Dataset records -
____________________

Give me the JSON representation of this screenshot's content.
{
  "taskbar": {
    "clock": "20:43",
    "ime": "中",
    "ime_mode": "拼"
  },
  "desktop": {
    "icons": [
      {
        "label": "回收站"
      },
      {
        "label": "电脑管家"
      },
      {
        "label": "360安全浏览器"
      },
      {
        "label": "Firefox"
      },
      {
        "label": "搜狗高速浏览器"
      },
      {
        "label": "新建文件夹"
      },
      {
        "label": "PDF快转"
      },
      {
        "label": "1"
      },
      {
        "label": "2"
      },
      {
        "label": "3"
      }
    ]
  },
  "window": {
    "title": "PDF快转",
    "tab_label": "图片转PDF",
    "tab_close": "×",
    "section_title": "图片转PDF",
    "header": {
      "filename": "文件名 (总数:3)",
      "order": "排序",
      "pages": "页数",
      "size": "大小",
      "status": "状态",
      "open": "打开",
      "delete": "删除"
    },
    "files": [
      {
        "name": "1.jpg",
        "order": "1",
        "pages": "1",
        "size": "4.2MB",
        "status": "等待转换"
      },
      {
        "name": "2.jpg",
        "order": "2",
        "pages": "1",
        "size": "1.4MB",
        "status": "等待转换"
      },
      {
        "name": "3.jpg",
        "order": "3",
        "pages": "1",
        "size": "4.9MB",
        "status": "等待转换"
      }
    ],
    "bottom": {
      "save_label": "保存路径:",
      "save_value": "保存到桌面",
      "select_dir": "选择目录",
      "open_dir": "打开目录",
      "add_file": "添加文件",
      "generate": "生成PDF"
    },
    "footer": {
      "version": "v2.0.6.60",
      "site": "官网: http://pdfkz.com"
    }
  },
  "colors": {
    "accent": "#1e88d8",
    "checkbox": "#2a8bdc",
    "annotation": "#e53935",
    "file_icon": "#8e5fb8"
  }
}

____________________

GIVEN INSTRUCTION - Using the data above, return each line exactly as written.

THE COMPLETED TASK -
Give me the JSON representation of this screenshot's content.
{
  "taskbar": {
    "clock": "20:43",
    "ime": "中",
    "ime_mode": "拼"
  },
  "desktop": {
    "icons": [
      {
        "label": "回收站"
      },
      {
        "label": "电脑管家"
      },
      {
        "label": "360安全浏览器"
      },
      {
        "label": "Firefox"
      },
      {
        "label": "搜狗高速浏览器"
      },
      {
        "label": "新建文件夹"
      },
      {
        "label": "PDF快转"
      },
      {
        "label": "1"
      },
      {
        "label": "2"
      },
      {
        "label": "3"
      }
    ]
  },
  "window": {
    "title": "PDF快转",
    "tab_label": "图片转PDF",
    "tab_close": "×",
    "section_title": "图片转PDF",
    "header": {
      "filename": "文件名 (总数:3)",
      "order": "排序",
      "pages": "页数",
      "size": "大小",
      "status": "状态",
      "open": "打开",
      "delete": "删除"
    },
    "files": [
      {
        "name": "1.jpg",
        "order": "1",
        "pages": "1",
        "size": "4.2MB",
        "status": "等待转换"
      },
      {
        "name": "2.jpg",
        "order": "2",
        "pages": "1",
        "size": "1.4MB",
        "status": "等待转换"
      },
      {
        "name": "3.jpg",
        "order": "3",
        "pages": "1",
        "size": "4.9MB",
        "status": "等待转换"
      }
    ],
    "bottom": {
      "save_label": "保存路径:",
      "save_value": "保存到桌面",
      "select_dir": "选择目录",
      "open_dir": "打开目录",
      "add_file": "添加文件",
      "generate": "生成PDF"
    },
    "footer": {
      "version": "v2.0.6.60",
      "site": "官网: http://pdfkz.com"
    }
  },
  "colors": {
    "accent": "#1e88d8",
    "checkbox": "#2a8bdc",
    "annotation": "#e53935",
    "file_icon": "#8e5fb8"
  }
}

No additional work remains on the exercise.